- [Request]: Every entry must be copied word for word.

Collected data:
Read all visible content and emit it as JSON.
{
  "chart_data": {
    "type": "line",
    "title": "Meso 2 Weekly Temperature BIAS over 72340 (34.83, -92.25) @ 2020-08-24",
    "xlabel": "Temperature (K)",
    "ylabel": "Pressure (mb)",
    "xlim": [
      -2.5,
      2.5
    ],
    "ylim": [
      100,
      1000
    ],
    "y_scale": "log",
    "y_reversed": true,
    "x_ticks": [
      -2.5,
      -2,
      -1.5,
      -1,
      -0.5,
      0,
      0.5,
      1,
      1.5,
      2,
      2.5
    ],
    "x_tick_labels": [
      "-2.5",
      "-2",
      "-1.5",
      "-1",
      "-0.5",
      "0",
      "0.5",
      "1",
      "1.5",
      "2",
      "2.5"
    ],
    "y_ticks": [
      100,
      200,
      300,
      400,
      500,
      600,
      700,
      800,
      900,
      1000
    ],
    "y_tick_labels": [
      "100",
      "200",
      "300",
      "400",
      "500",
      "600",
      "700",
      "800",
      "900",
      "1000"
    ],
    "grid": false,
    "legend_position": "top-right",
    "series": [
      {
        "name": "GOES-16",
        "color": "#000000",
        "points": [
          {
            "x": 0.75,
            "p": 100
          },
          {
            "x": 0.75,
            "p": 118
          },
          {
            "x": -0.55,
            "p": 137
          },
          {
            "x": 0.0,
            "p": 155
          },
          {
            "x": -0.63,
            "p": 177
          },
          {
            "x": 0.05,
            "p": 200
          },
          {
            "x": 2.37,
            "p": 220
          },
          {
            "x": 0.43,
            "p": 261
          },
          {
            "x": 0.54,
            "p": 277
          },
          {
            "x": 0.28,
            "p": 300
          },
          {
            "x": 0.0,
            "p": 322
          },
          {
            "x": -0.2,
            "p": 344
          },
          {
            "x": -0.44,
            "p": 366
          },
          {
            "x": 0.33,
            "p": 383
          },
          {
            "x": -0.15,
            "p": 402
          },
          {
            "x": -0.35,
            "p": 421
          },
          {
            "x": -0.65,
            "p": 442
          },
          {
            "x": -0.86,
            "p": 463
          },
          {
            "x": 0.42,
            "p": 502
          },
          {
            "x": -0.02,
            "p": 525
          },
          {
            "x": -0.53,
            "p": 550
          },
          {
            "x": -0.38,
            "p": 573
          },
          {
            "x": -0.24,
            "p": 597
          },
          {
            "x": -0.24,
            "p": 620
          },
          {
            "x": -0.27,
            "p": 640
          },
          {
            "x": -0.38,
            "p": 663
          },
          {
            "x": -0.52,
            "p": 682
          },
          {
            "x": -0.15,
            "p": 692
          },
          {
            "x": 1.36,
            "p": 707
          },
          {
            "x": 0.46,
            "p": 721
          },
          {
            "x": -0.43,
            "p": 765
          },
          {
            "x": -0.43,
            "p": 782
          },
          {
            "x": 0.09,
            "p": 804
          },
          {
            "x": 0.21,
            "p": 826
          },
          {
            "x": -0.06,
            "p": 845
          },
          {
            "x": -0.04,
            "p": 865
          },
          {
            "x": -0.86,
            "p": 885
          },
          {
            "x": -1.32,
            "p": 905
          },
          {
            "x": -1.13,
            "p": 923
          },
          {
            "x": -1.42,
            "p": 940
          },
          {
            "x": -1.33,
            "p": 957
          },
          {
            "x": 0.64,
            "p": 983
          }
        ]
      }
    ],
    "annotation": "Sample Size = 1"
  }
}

- [Task solution]:
Read all visible content and emit it as JSON.
{
  "chart_data": {
    "type": "line",
    "title": "Meso 2 Weekly Temperature BIAS over 72340 (34.83, -92.25) @ 2020-08-24",
    "xlabel": "Temperature (K)",
    "ylabel": "Pressure (mb)",
    "xlim": [
      -2.5,
      2.5
    ],
    "ylim": [
      100,
      1000
    ],
    "y_scale": "log",
    "y_reversed": true,
    "x_ticks": [
      -2.5,
      -2,
      -1.5,
      -1,
      -0.5,
      0,
      0.5,
      1,
      1.5,
      2,
      2.5
    ],
    "x_tick_labels": [
      "-2.5",
      "-2",
      "-1.5",
      "-1",
      "-0.5",
      "0",
      "0.5",
      "1",
      "1.5",
      "2",
      "2.5"
    ],
    "y_ticks": [
      100,
      200,
      300,
      400,
      500,
      600,
      700,
      800,
      900,
      1000
    ],
    "y_tick_labels": [
      "100",
      "200",
      "300",
      "400",
      "500",
      "600",
      "700",
      "800",
      "900",
      "1000"
    ],
    "grid": false,
    "legend_position": "top-right",
    "series": [
      {
        "name": "GOES-16",
        "color": "#000000",
        "points": [
          {
            "x": 0.75,
            "p": 100
          },
          {
            "x": 0.75,
            "p": 118
          },
          {
            "x": -0.55,
            "p": 137
          },
          {
            "x": 0.0,
            "p": 155
          },
          {
            "x": -0.63,
            "p": 177
          },
          {
            "x": 0.05,
            "p": 200
          },
          {
            "x": 2.37,
            "p": 220
          },
          {
            "x": 0.43,
            "p": 261
          },
          {
            "x": 0.54,
            "p": 277
          },
          {
            "x": 0.28,
            "p": 300
          },
          {
            "x": 0.0,
            "p": 322
          },
          {
            "x": -0.2,
            "p": 344
          },
          {
            "x": -0.44,
            "p": 366
          },
          {
            "x": 0.33,
            "p": 383
          },
          {
            "x": -0.15,
            "p": 402
          },
          {
            "x": -0.35,
            "p": 421
          },
          {
            "x": -0.65,
            "p": 442
          },
          {
            "x": -0.86,
            "p": 463
          },
          {
            "x": 0.42,
            "p": 502
          },
          {
            "x": -0.02,
            "p": 525
          },
          {
            "x": -0.53,
            "p": 550
          },
          {
            "x": -0.38,
            "p": 573
          },
          {
            "x": -0.24,
            "p": 597
          },
          {
            "x": -0.24,
            "p": 620
          },
          {
            "x": -0.27,
            "p": 640
          },
          {
            "x": -0.38,
            "p": 663
          },
          {
            "x": -0.52,
            "p": 682
          },
          {
            "x": -0.15,
            "p": 692
          },
          {
            "x": 1.36,
            "p": 707
          },
          {
            "x": 0.46,
            "p": 721
          },
          {
            "x": -0.43,
            "p": 765
          },
          {
            "x": -0.43,
            "p": 782
          },
          {
            "x": 0.09,
            "p": 804
          },
          {
            "x": 0.21,
            "p": 826
          },
          {
            "x": -0.06,
            "p": 845
          },
          {
            "x": -0.04,
            "p": 865
          },
          {
            "x": -0.86,
            "p": 885
          },
          {
            "x": -1.32,
            "p": 905
          },
          {
            "x": -1.13,
            "p": 923
          },
          {
            "x": -1.42,
            "p": 940
          },
          {
            "x": -1.33,
            "p": 957
          },
          {
            "x": 0.64,
            "p": 983
          }
        ]
      }
    ],
    "annotation": "Sample Size = 1"
  }
}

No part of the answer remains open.